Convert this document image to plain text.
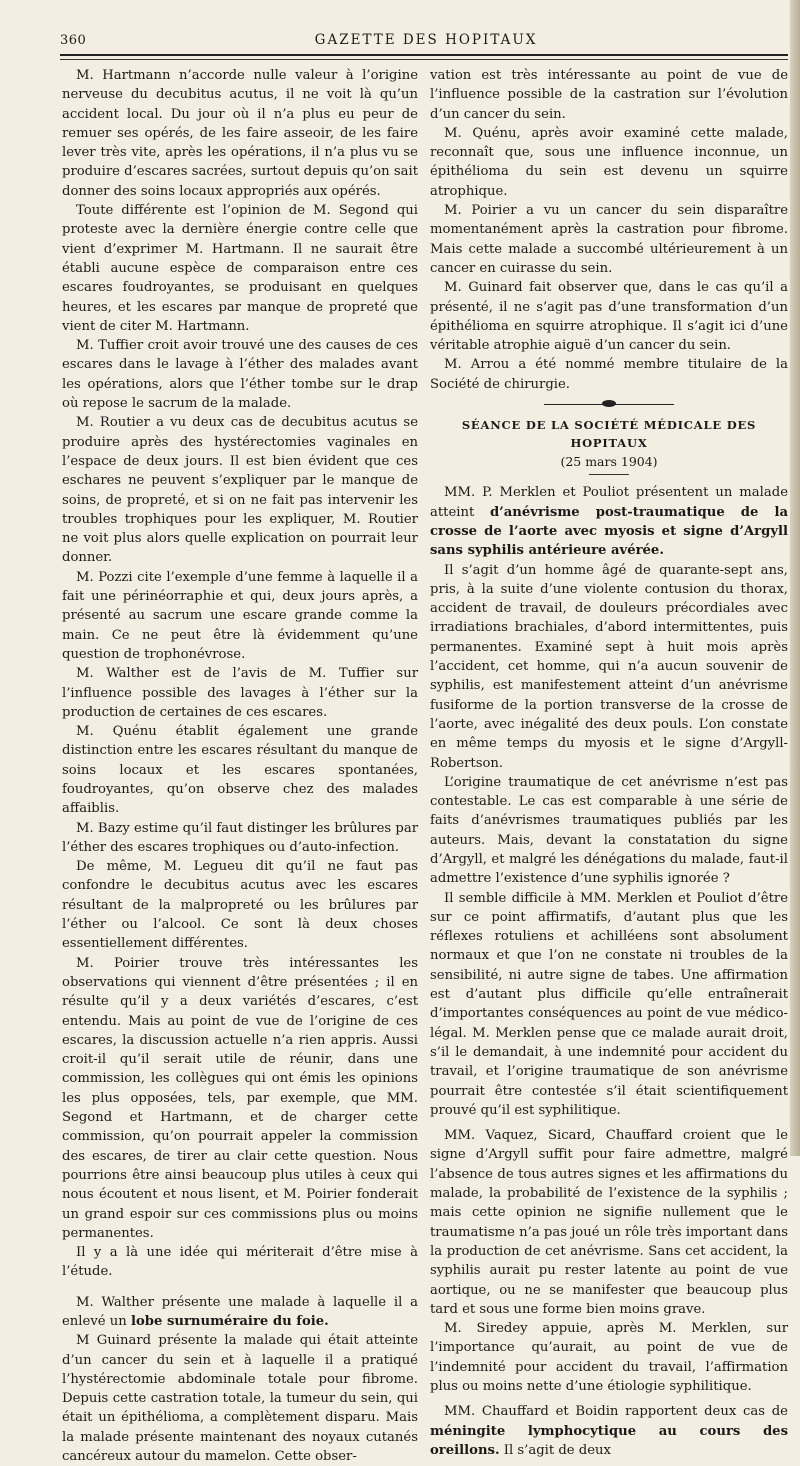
360	GAZETTE DES HOPITAUX

M. Hartmann n’accorde nulle valeur à l’origine nerveuse du decubitus acutus, il ne voit là qu’un accident local. Du jour où il n’a plus eu peur de remuer ses opérés, de les faire asseoir, de les faire lever très vite, après les opérations, il n’a plus vu se produire d’escares sacrées, surtout depuis qu’on sait donner des soins locaux appropriés aux opérés.

Toute différente est l’opinion de M. Segond qui proteste avec la dernière énergie contre celle que vient d’exprimer M. Hartmann. Il ne saurait être établi aucune espèce de comparaison entre ces escares foudroyantes, se produisant en quelques heures, et les escares par manque de propreté que vient de citer M. Hartmann.

M. Tuffier croit avoir trouvé une des causes de ces escares dans le lavage à l’éther des malades avant les opérations, alors que l’éther tombe sur le drap où repose le sacrum de la malade.

M. Routier a vu deux cas de decubitus acutus se produire après des hystérectomies vaginales en l’espace de deux jours. Il est bien évident que ces eschares ne peuvent s’expliquer par le manque de soins, de propreté, et si on ne fait pas intervenir les troubles trophiques pour les expliquer, M. Routier ne voit plus alors quelle explication on pourrait leur donner.

M. Pozzi cite l’exemple d’une femme à laquelle il a fait une périnéorraphie et qui, deux jours après, a présenté au sacrum une escare grande comme la main. Ce ne peut être là évidemment qu’une question de trophonévrose.

M. Walther est de l’avis de M. Tuffier sur l’influence possible des lavages à l’éther sur la production de certaines de ces escares.

M. Quénu établit également une grande distinction entre les escares résultant du manque de soins locaux et les escares spontanées, foudroyantes, qu’on observe chez des malades affaiblis.

M. Bazy estime qu’il faut distinger les brûlures par l’éther des escares trophiques ou d’auto-infection.

De même, M. Legueu dit qu’il ne faut pas confondre le decubitus acutus avec les escares résultant de la malpropreté ou les brûlures par l’éther ou l’alcool. Ce sont là deux choses essentiellement différentes.

M. Poirier trouve très intéressantes les observations qui viennent d’être présentées ; il en résulte qu’il y a deux variétés d’escares, c’est entendu. Mais au point de vue de l’origine de ces escares, la discussion actuelle n’a rien appris. Aussi croit-il qu’il serait utile de réunir, dans une commission, les collègues qui ont émis les opinions les plus opposées, tels, par exemple, que MM. Segond et Hartmann, et de charger cette commission, qu’on pourrait appeler la commission des escares, de tirer au clair cette question. Nous pourrions être ainsi beaucoup plus utiles à ceux qui nous écoutent et nous lisent, et M. Poirier fonderait un grand espoir sur ces commissions plus ou moins permanentes.

Il y a là une idée qui mériterait d’être mise à l’étude.

M. Walther présente une malade à laquelle il a enlevé un lobe surnuméraire du foie.

M Guinard présente la malade qui était atteinte d’un cancer du sein et à laquelle il a pratiqué l’hystérectomie abdominale totale pour fibrome. Depuis cette castration totale, la tumeur du sein, qui était un épithélioma, a complètement disparu. Mais la malade présente maintenant des noyaux cutanés cancéreux autour du mamelon. Cette obser-

vation est très intéressante au point de vue de l’influence possible de la castration sur l’évolution d’un cancer du sein.

M. Quénu, après avoir examiné cette malade, reconnaît que, sous une influence inconnue, un épithélioma du sein est devenu un squirre atrophique.

M. Poirier a vu un cancer du sein disparaître momentanément après la castration pour fibrome. Mais cette malade a succombé ultérieurement à un cancer en cuirasse du sein.

M. Guinard fait observer que, dans le cas qu’il a présenté, il ne s’agit pas d’une transformation d’un épithélioma en squirre atrophique. Il s’agit ici d’une véritable atrophie aiguë d’un cancer du sein.

M. Arrou a été nommé membre titulaire de la Société de chirurgie.

SÉANCE DE LA SOCIÉTÉ MÉDICALE DES HOPITAUX
(25 mars 1904)

MM. P. Merklen et Pouliot présentent un malade atteint d’anévrisme post-traumatique de la crosse de l’aorte avec myosis et signe d’Argyll sans syphilis antérieure avérée.

Il s’agit d’un homme âgé de quarante-sept ans, pris, à la suite d’une violente contusion du thorax, accident de travail, de douleurs précordiales avec irradiations brachiales, d’abord intermittentes, puis permanentes. Examiné sept à huit mois après l’accident, cet homme, qui n’a aucun souvenir de syphilis, est manifestement atteint d’un anévrisme fusiforme de la portion transverse de la crosse de l’aorte, avec inégalité des deux pouls. L’on constate en même temps du myosis et le signe d’Argyll-Robertson.

L’origine traumatique de cet anévrisme n’est pas contestable. Le cas est comparable à une série de faits d’anévrismes traumatiques publiés par les auteurs. Mais, devant la constatation du signe d’Argyll, et malgré les dénégations du malade, faut-il admettre l’existence d’une syphilis ignorée ?

Il semble difficile à MM. Merklen et Pouliot d’être sur ce point affirmatifs, d’autant plus que les réflexes rotuliens et achilléens sont absolument normaux et que l’on ne constate ni troubles de la sensibilité, ni autre signe de tabes. Une affirmation est d’autant plus difficile qu’elle entraînerait d’importantes conséquences au point de vue médico-légal. M. Merklen pense que ce malade aurait droit, s’il le demandait, à une indemnité pour accident du travail, et l’origine traumatique de son anévrisme pourrait être contestée s’il était scientifiquement prouvé qu’il est syphilitique.

MM. Vaquez, Sicard, Chauffard croient que le signe d’Argyll suffit pour faire admettre, malgré l’absence de tous autres signes et les affirmations du malade, la probabilité de l’existence de la syphilis ; mais cette opinion ne signifie nullement que le traumatisme n’a pas joué un rôle très important dans la production de cet anévrisme. Sans cet accident, la syphilis aurait pu rester latente au point de vue aortique, ou ne se manifester que beaucoup plus tard et sous une forme bien moins grave.

M. Siredey appuie, après M. Merklen, sur l’importance qu’aurait, au point de vue de l’indemnité pour accident du travail, l’affirmation plus ou moins nette d’une étiologie syphilitique.

MM. Chauffard et Boidin rapportent deux cas de méningite lymphocytique au cours des oreillons. Il s’agit de deux
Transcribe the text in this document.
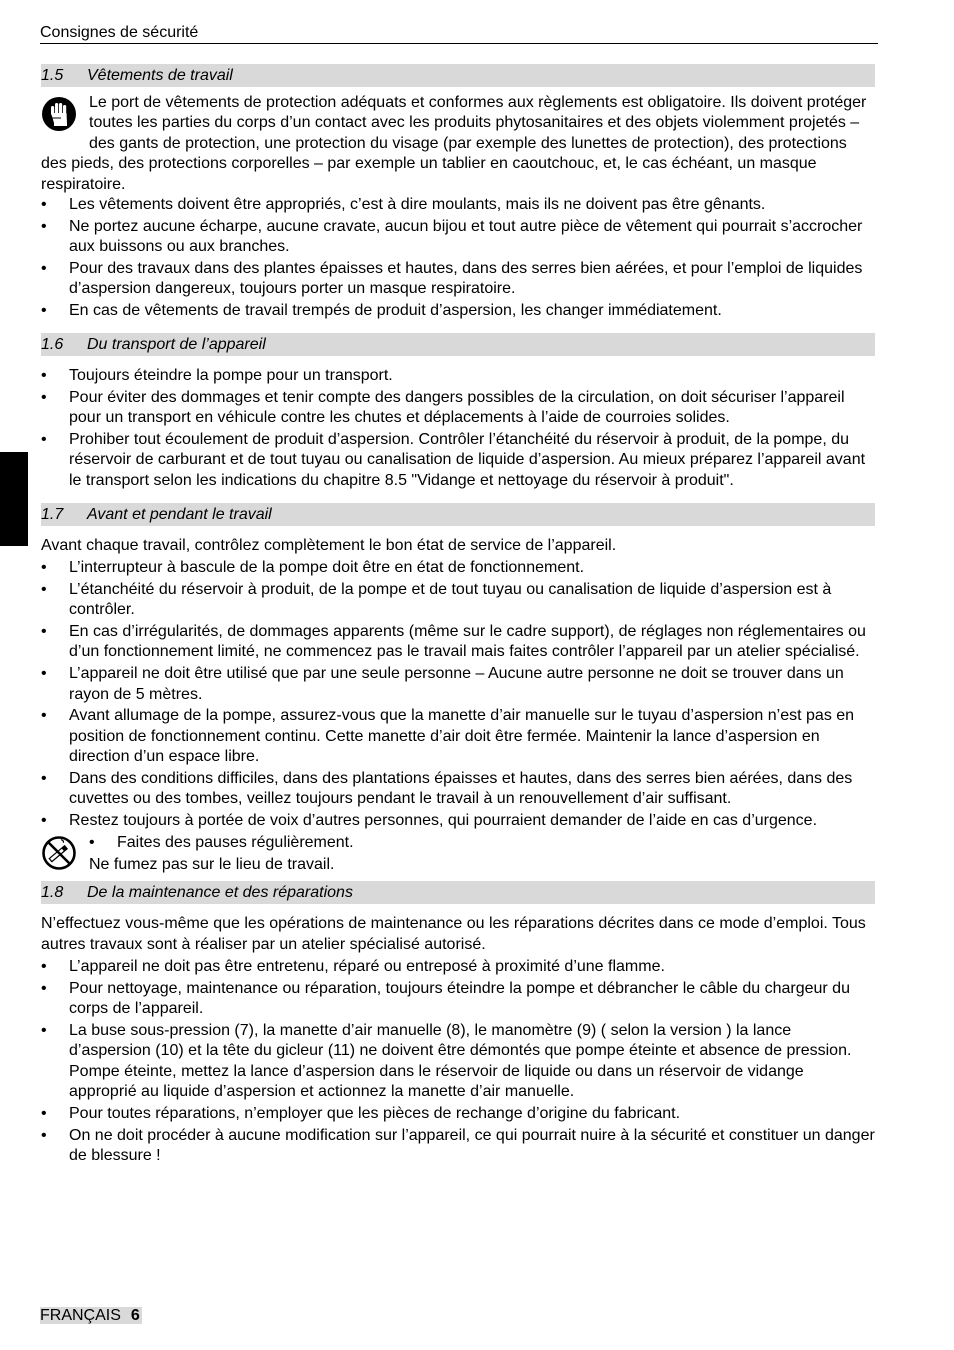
Consignes de sécurité
1.5 Vêtements de travail

Le port de vêtements de protection adéquats et conformes aux règlements est obligatoire. Ils doivent protéger toutes les parties du corps d’un contact avec les produits phytosanitaires et des objets violemment projetés – des gants de protection, une protection du visage (par exemple des lunettes de protection), des protections des pieds, des protections corporelles – par exemple un tablier en caoutchouc, et, le cas échéant, un masque respiratoire.

• Les vêtements doivent être appropriés, c’est à dire moulants, mais ils ne doivent pas être gênants.
• Ne portez aucune écharpe, aucune cravate, aucun bijou et tout autre pièce de vêtement qui pourrait s’accrocher aux buissons ou aux branches.
• Pour des travaux dans des plantes épaisses et hautes, dans des serres bien aérées, et pour l’emploi de liquides d’aspersion dangereux, toujours porter un masque respiratoire.
• En cas de vêtements de travail trempés de produit d’aspersion, les changer immédiatement.
1.6 Du transport de l’appareil
• Toujours éteindre la pompe pour un transport.
• Pour éviter des dommages et tenir compte des dangers possibles de la circulation, on doit sécuriser l’appareil pour un transport en véhicule contre les chutes et déplacements à l’aide de courroies solides.
• Prohiber tout écoulement de produit d’aspersion. Contrôler l’étanchéité du réservoir à produit, de la pompe, du réservoir de carburant et de tout tuyau ou canalisation de liquide d’aspersion. Au mieux préparez l’appareil avant le transport selon les indications du chapitre 8.5 "Vidange et nettoyage du réservoir à produit".
1.7 Avant et pendant le travail

Avant chaque travail, contrôlez complètement le bon état de service de l’appareil.

• L’interrupteur à bascule de la pompe doit être en état de fonctionnement.
• L’étanchéité du réservoir à produit, de la pompe et de tout tuyau ou canalisation de liquide d’aspersion est à contrôler.
• En cas d’irrégularités, de dommages apparents (même sur le cadre support), de réglages non réglementaires ou d’un fonctionnement limité, ne commencez pas le travail mais faites contrôler l’appareil par un atelier spécialisé.
• L’appareil ne doit être utilisé que par une seule personne – Aucune autre personne ne doit se trouver dans un rayon de 5 mètres.
• Avant allumage de la pompe, assurez-vous que la manette d’air manuelle sur le tuyau d’aspersion n’est pas en position de fonctionnement continu. Cette manette d’air doit être fermée. Maintenir la lance d’aspersion en direction d’un espace libre.
• Dans des conditions difficiles, dans des plantations épaisses et hautes, dans des serres bien aérées, dans des cuvettes ou des tombes, veillez toujours pendant le travail à un renouvellement d’air suffisant.
• Restez toujours à portée de voix d’autres personnes, qui pourraient demander de l’aide en cas d’urgence.
• Faites des pauses régulièrement.

Ne fumez pas sur le lieu de travail.

1.8 De la maintenance et des réparations

N’effectuez vous-même que les opérations de maintenance ou les réparations décrites dans ce mode d’emploi. Tous autres travaux sont à réaliser par un atelier spécialisé autorisé.

• L’appareil ne doit pas être entretenu, réparé ou entreposé à proximité d’une flamme.
• Pour nettoyage, maintenance ou réparation, toujours éteindre la pompe et débrancher le câble du chargeur du corps de l’appareil.
• La buse sous-pression (7), la manette d’air manuelle (8), le manomètre (9) ( selon la version ) la lance d’aspersion (10) et la tête du gicleur (11) ne doivent être démontés que pompe éteinte et absence de pression. Pompe éteinte, mettez la lance d’aspersion dans le réservoir de liquide ou dans un réservoir de vidange approprié au liquide d’aspersion et actionnez la manette d’air manuelle.
• Pour toutes réparations, n’employer que les pièces de rechange d’origine du fabricant.
• On ne doit procéder à aucune modification sur l’appareil, ce qui pourrait nuire à la sécurité et constituer un danger de blessure !
FRANÇAIS 6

—————

_Exercise details_: Count the lines in the records above that contain the word "text", and reply with only that number.

_Expected answer_: 2